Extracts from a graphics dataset

____

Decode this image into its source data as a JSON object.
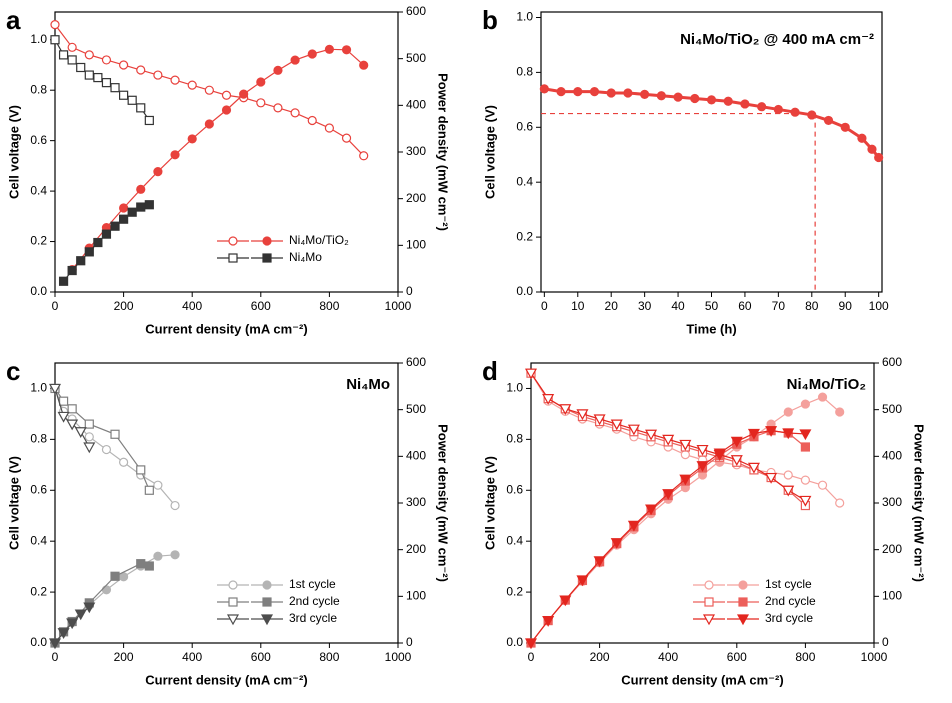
{
  "chart_data": [
    {
      "type": "line",
      "panel_label": "a",
      "x_label": "Current density (mA cm⁻²)",
      "y_label": "Cell voltage (V)",
      "y2_label": "Power density (mW cm⁻²)",
      "xlim": [
        0,
        1000
      ],
      "xticks": [
        0,
        200,
        400,
        600,
        800,
        1000
      ],
      "ylim": [
        0,
        1.11
      ],
      "yticks": [
        {
          "value": 0,
          "label": "0.0"
        },
        {
          "value": 0.2,
          "label": "0.2"
        },
        {
          "value": 0.4,
          "label": "0.4"
        },
        {
          "value": 0.6,
          "label": "0.6"
        },
        {
          "value": 0.8,
          "label": "0.8"
        },
        {
          "value": 1,
          "label": "1.0"
        }
      ],
      "y2lim": [
        0,
        600
      ],
      "y2ticks": [
        0,
        100,
        200,
        300,
        400,
        500,
        600
      ],
      "legend": true,
      "series": [
        {
          "name": "Ni₄Mo/TiO₂",
          "color": "#e8413c",
          "marker": "circle",
          "x": [
            0,
            50,
            100,
            150,
            200,
            250,
            300,
            350,
            400,
            450,
            500,
            550,
            600,
            650,
            700,
            750,
            800,
            850,
            900
          ],
          "values": [
            1.06,
            0.97,
            0.94,
            0.92,
            0.9,
            0.88,
            0.86,
            0.84,
            0.82,
            0.8,
            0.78,
            0.77,
            0.75,
            0.73,
            0.71,
            0.68,
            0.65,
            0.61,
            0.54
          ],
          "y2_values": [
            null,
            48,
            94,
            138,
            180,
            220,
            258,
            294,
            328,
            360,
            390,
            424,
            450,
            475,
            497,
            510,
            520,
            519,
            486
          ]
        },
        {
          "name": "Ni₄Mo",
          "color": "#333333",
          "marker": "square",
          "x": [
            0,
            25,
            50,
            75,
            100,
            125,
            150,
            175,
            200,
            225,
            250,
            275
          ],
          "values": [
            1.0,
            0.94,
            0.92,
            0.89,
            0.86,
            0.85,
            0.83,
            0.81,
            0.78,
            0.76,
            0.73,
            0.68
          ],
          "y2_values": [
            null,
            23,
            46,
            67,
            86,
            106,
            124,
            141,
            156,
            171,
            182,
            187
          ]
        }
      ]
    },
    {
      "type": "line",
      "panel_label": "b",
      "title": "Ni₄Mo/TiO₂ @ 400 mA cm⁻²",
      "title_color": "#e8413c",
      "x_label": "Time (h)",
      "y_label": "Cell voltage (V)",
      "xlim": [
        -1,
        101
      ],
      "xticks": [
        0,
        10,
        20,
        30,
        40,
        50,
        60,
        70,
        80,
        90,
        100
      ],
      "ylim": [
        0,
        1.02
      ],
      "yticks": [
        {
          "value": 0,
          "label": "0.0"
        },
        {
          "value": 0.2,
          "label": "0.2"
        },
        {
          "value": 0.4,
          "label": "0.4"
        },
        {
          "value": 0.6,
          "label": "0.6"
        },
        {
          "value": 0.8,
          "label": "0.8"
        },
        {
          "value": 1,
          "label": "1.0"
        }
      ],
      "ref_x": 81,
      "ref_y": 0.65,
      "series": [
        {
          "color": "#e8413c",
          "marker": "circle",
          "marker_fill": "filled",
          "x": [
            0,
            5,
            10,
            15,
            20,
            25,
            30,
            35,
            40,
            45,
            50,
            55,
            60,
            65,
            70,
            75,
            80,
            85,
            90,
            95,
            98,
            100
          ],
          "values": [
            0.74,
            0.73,
            0.73,
            0.73,
            0.725,
            0.725,
            0.72,
            0.715,
            0.71,
            0.705,
            0.7,
            0.695,
            0.685,
            0.675,
            0.665,
            0.655,
            0.645,
            0.625,
            0.6,
            0.56,
            0.52,
            0.49
          ]
        }
      ]
    },
    {
      "type": "line",
      "panel_label": "c",
      "title": "Ni₄Mo",
      "title_color": "#000000",
      "x_label": "Current density (mA cm⁻²)",
      "y_label": "Cell voltage (V)",
      "y2_label": "Power density (mW cm⁻²)",
      "xlim": [
        0,
        1000
      ],
      "xticks": [
        0,
        200,
        400,
        600,
        800,
        1000
      ],
      "ylim": [
        0,
        1.1
      ],
      "yticks": [
        {
          "value": 0,
          "label": "0.0"
        },
        {
          "value": 0.2,
          "label": "0.2"
        },
        {
          "value": 0.4,
          "label": "0.4"
        },
        {
          "value": 0.6,
          "label": "0.6"
        },
        {
          "value": 0.8,
          "label": "0.8"
        },
        {
          "value": 1,
          "label": "1.0"
        }
      ],
      "y2lim": [
        0,
        600
      ],
      "y2ticks": [
        0,
        100,
        200,
        300,
        400,
        500,
        600
      ],
      "legend": true,
      "series": [
        {
          "name": "1st cycle",
          "color": "#b4b4b4",
          "marker": "circle",
          "x": [
            0,
            25,
            50,
            100,
            150,
            200,
            250,
            300,
            350
          ],
          "values": [
            1.0,
            0.91,
            0.88,
            0.81,
            0.76,
            0.71,
            0.66,
            0.62,
            0.54
          ],
          "y2_values": [
            0,
            23,
            44,
            81,
            114,
            142,
            165,
            186,
            189
          ]
        },
        {
          "name": "2nd cycle",
          "color": "#7f7f7f",
          "marker": "square",
          "x": [
            0,
            25,
            50,
            100,
            175,
            250,
            275
          ],
          "values": [
            1.0,
            0.95,
            0.92,
            0.86,
            0.82,
            0.68,
            0.6
          ],
          "y2_values": [
            0,
            24,
            46,
            86,
            143,
            170,
            165
          ]
        },
        {
          "name": "3rd cycle",
          "color": "#4d4d4d",
          "marker": "triangle",
          "x": [
            0,
            25,
            50,
            75,
            100
          ],
          "values": [
            1.0,
            0.89,
            0.86,
            0.83,
            0.77
          ],
          "y2_values": [
            0,
            22,
            43,
            62,
            77
          ]
        }
      ]
    },
    {
      "type": "line",
      "panel_label": "d",
      "title": "Ni₄Mo/TiO₂",
      "title_color": "#e8413c",
      "x_label": "Current density (mA cm⁻²)",
      "y_label": "Cell voltage (V)",
      "y2_label": "Power density (mW cm⁻²)",
      "xlim": [
        0,
        1000
      ],
      "xticks": [
        0,
        200,
        400,
        600,
        800,
        1000
      ],
      "ylim": [
        0,
        1.1
      ],
      "yticks": [
        {
          "value": 0,
          "label": "0.0"
        },
        {
          "value": 0.2,
          "label": "0.2"
        },
        {
          "value": 0.4,
          "label": "0.4"
        },
        {
          "value": 0.6,
          "label": "0.6"
        },
        {
          "value": 0.8,
          "label": "0.8"
        },
        {
          "value": 1,
          "label": "1.0"
        }
      ],
      "y2lim": [
        0,
        600
      ],
      "y2ticks": [
        0,
        100,
        200,
        300,
        400,
        500,
        600
      ],
      "legend": true,
      "series": [
        {
          "name": "1st cycle",
          "color": "#f4a09c",
          "marker": "circle",
          "x": [
            0,
            50,
            100,
            150,
            200,
            250,
            300,
            350,
            400,
            450,
            500,
            550,
            600,
            650,
            700,
            750,
            800,
            850,
            900
          ],
          "values": [
            1.06,
            0.95,
            0.91,
            0.88,
            0.86,
            0.84,
            0.81,
            0.79,
            0.77,
            0.74,
            0.72,
            0.71,
            0.7,
            0.68,
            0.67,
            0.66,
            0.64,
            0.62,
            0.55
          ],
          "y2_values": [
            0,
            48,
            91,
            132,
            172,
            210,
            243,
            277,
            308,
            333,
            360,
            390,
            420,
            442,
            469,
            495,
            512,
            527,
            495
          ]
        },
        {
          "name": "2nd cycle",
          "color": "#ec5f5a",
          "marker": "square",
          "x": [
            0,
            50,
            100,
            150,
            200,
            250,
            300,
            350,
            400,
            450,
            500,
            550,
            600,
            650,
            700,
            750,
            800
          ],
          "values": [
            1.06,
            0.96,
            0.92,
            0.89,
            0.87,
            0.85,
            0.83,
            0.81,
            0.79,
            0.77,
            0.75,
            0.73,
            0.71,
            0.68,
            0.65,
            0.6,
            0.54
          ],
          "y2_values": [
            0,
            48,
            92,
            134,
            174,
            213,
            249,
            284,
            316,
            347,
            375,
            402,
            426,
            442,
            455,
            450,
            420
          ]
        },
        {
          "name": "3rd cycle",
          "color": "#e3261f",
          "marker": "triangle",
          "x": [
            0,
            50,
            100,
            150,
            200,
            250,
            300,
            350,
            400,
            450,
            500,
            550,
            600,
            650,
            700,
            750,
            800
          ],
          "values": [
            1.06,
            0.96,
            0.92,
            0.9,
            0.88,
            0.86,
            0.84,
            0.82,
            0.8,
            0.78,
            0.76,
            0.74,
            0.72,
            0.69,
            0.65,
            0.6,
            0.56
          ],
          "y2_values": [
            0,
            48,
            92,
            135,
            176,
            215,
            252,
            287,
            320,
            351,
            380,
            407,
            432,
            449,
            455,
            450,
            448
          ]
        }
      ]
    }
  ]
}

____

* **EXERCISE PROMPT**: Your answer should be a single number: how many lines in the data above include "TiO₂"?

* **SOLUTION FOR THIS EXERCISE**: 3